─── Supplied entries ───
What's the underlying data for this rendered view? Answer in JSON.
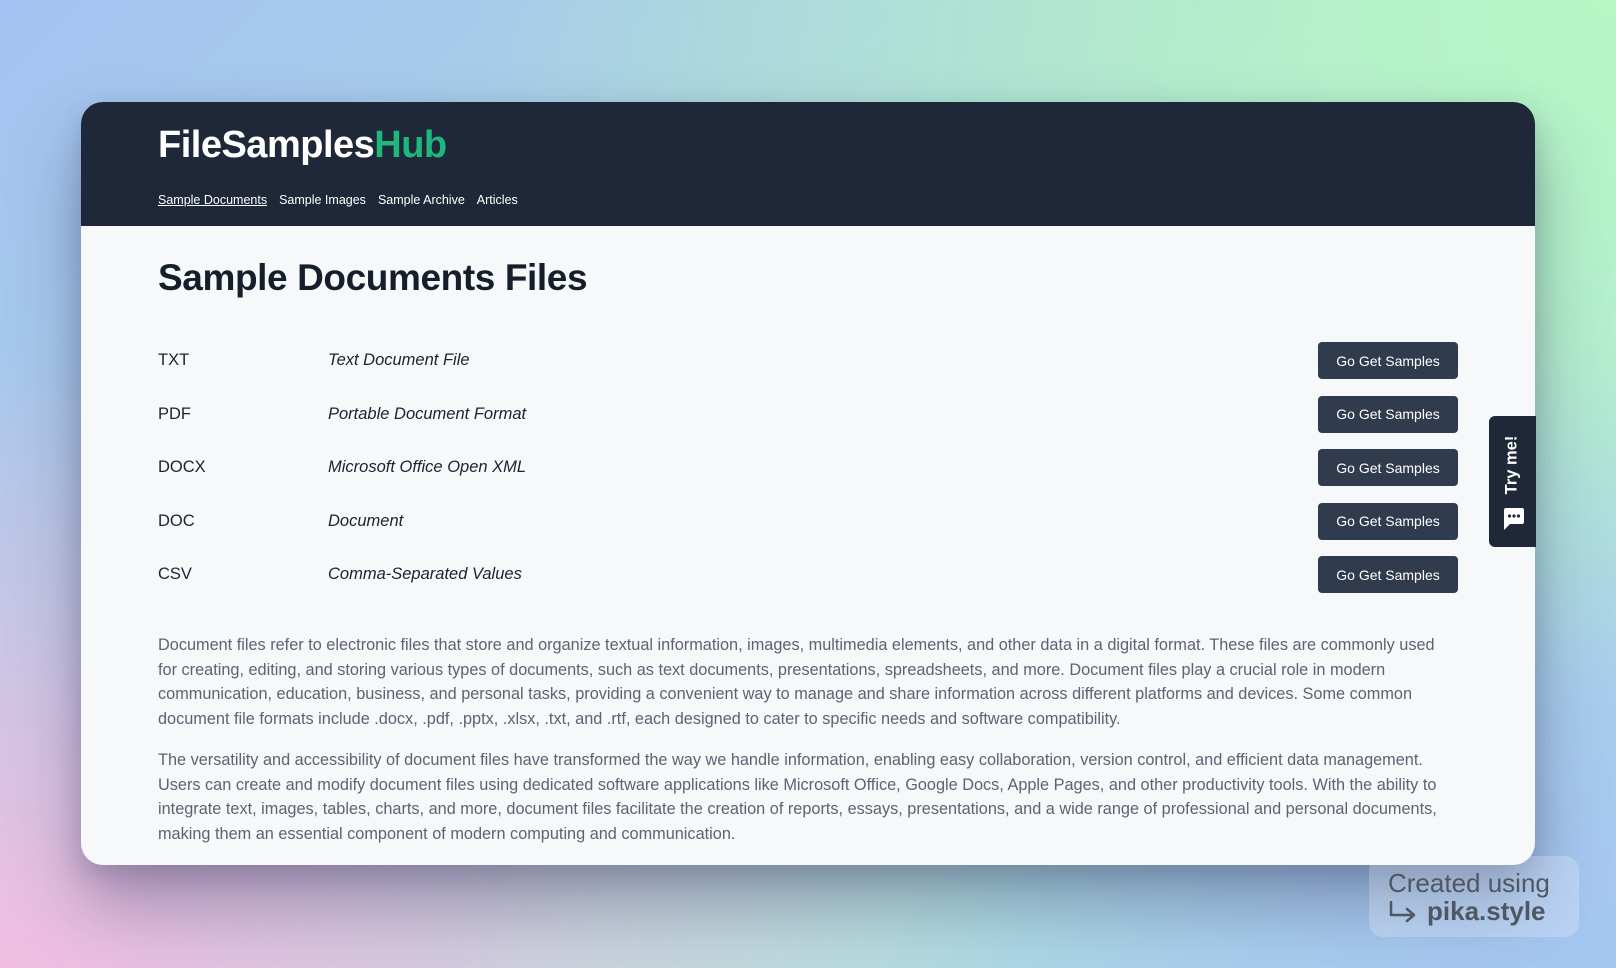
{
  "site": {
    "logo_main": "FileSamples",
    "logo_accent": "Hub",
    "nav": [
      {
        "label": "Sample Documents",
        "active": true
      },
      {
        "label": "Sample Images",
        "active": false
      },
      {
        "label": "Sample Archive",
        "active": false
      },
      {
        "label": "Articles",
        "active": false
      }
    ]
  },
  "main": {
    "title": "Sample Documents Files",
    "formats": [
      {
        "code": "TXT",
        "description": "Text Document File",
        "button": "Go Get Samples"
      },
      {
        "code": "PDF",
        "description": "Portable Document Format",
        "button": "Go Get Samples"
      },
      {
        "code": "DOCX",
        "description": "Microsoft Office Open XML",
        "button": "Go Get Samples"
      },
      {
        "code": "DOC",
        "description": "Document",
        "button": "Go Get Samples"
      },
      {
        "code": "CSV",
        "description": "Comma-Separated Values",
        "button": "Go Get Samples"
      }
    ],
    "paragraphs": [
      "Document files refer to electronic files that store and organize textual information, images, multimedia elements, and other data in a digital format. These files are commonly used for creating, editing, and storing various types of documents, such as text documents, presentations, spreadsheets, and more. Document files play a crucial role in modern communication, education, business, and personal tasks, providing a convenient way to manage and share information across different platforms and devices. Some common document file formats include .docx, .pdf, .pptx, .xlsx, .txt, and .rtf, each designed to cater to specific needs and software compatibility.",
      "The versatility and accessibility of document files have transformed the way we handle information, enabling easy collaboration, version control, and efficient data management. Users can create and modify document files using dedicated software applications like Microsoft Office, Google Docs, Apple Pages, and other productivity tools. With the ability to integrate text, images, tables, charts, and more, document files facilitate the creation of reports, essays, presentations, and a wide range of professional and personal documents, making them an essential component of modern computing and communication."
    ]
  },
  "widget": {
    "label": "Try me!",
    "icon": "chat-bubble-icon"
  },
  "watermark": {
    "line1": "Created using",
    "line2": "pika.style",
    "icon": "arrow-return-right-icon"
  },
  "colors": {
    "header_bg": "#1f2838",
    "logo_accent": "#1fb87c",
    "button_bg": "#313b4e",
    "page_bg": "#f6f8fa",
    "body_text": "#5b6472"
  }
}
───
**Task statement:**
Copy out each record shown above without alteration, skipping any picture.

**Result of the exercise:**
What's the underlying data for this rendered view? Answer in JSON.
{
  "site": {
    "logo_main": "FileSamples",
    "logo_accent": "Hub",
    "nav": [
      {
        "label": "Sample Documents",
        "active": true
      },
      {
        "label": "Sample Images",
        "active": false
      },
      {
        "label": "Sample Archive",
        "active": false
      },
      {
        "label": "Articles",
        "active": false
      }
    ]
  },
  "main": {
    "title": "Sample Documents Files",
    "formats": [
      {
        "code": "TXT",
        "description": "Text Document File",
        "button": "Go Get Samples"
      },
      {
        "code": "PDF",
        "description": "Portable Document Format",
        "button": "Go Get Samples"
      },
      {
        "code": "DOCX",
        "description": "Microsoft Office Open XML",
        "button": "Go Get Samples"
      },
      {
        "code": "DOC",
        "description": "Document",
        "button": "Go Get Samples"
      },
      {
        "code": "CSV",
        "description": "Comma-Separated Values",
        "button": "Go Get Samples"
      }
    ],
    "paragraphs": [
      "Document files refer to electronic files that store and organize textual information, images, multimedia elements, and other data in a digital format. These files are commonly used for creating, editing, and storing various types of documents, such as text documents, presentations, spreadsheets, and more. Document files play a crucial role in modern communication, education, business, and personal tasks, providing a convenient way to manage and share information across different platforms and devices. Some common document file formats include .docx, .pdf, .pptx, .xlsx, .txt, and .rtf, each designed to cater to specific needs and software compatibility.",
      "The versatility and accessibility of document files have transformed the way we handle information, enabling easy collaboration, version control, and efficient data management. Users can create and modify document files using dedicated software applications like Microsoft Office, Google Docs, Apple Pages, and other productivity tools. With the ability to integrate text, images, tables, charts, and more, document files facilitate the creation of reports, essays, presentations, and a wide range of professional and personal documents, making them an essential component of modern computing and communication."
    ]
  },
  "widget": {
    "label": "Try me!",
    "icon": "chat-bubble-icon"
  },
  "watermark": {
    "line1": "Created using",
    "line2": "pika.style",
    "icon": "arrow-return-right-icon"
  },
  "colors": {
    "header_bg": "#1f2838",
    "logo_accent": "#1fb87c",
    "button_bg": "#313b4e",
    "page_bg": "#f6f8fa",
    "body_text": "#5b6472"
  }
}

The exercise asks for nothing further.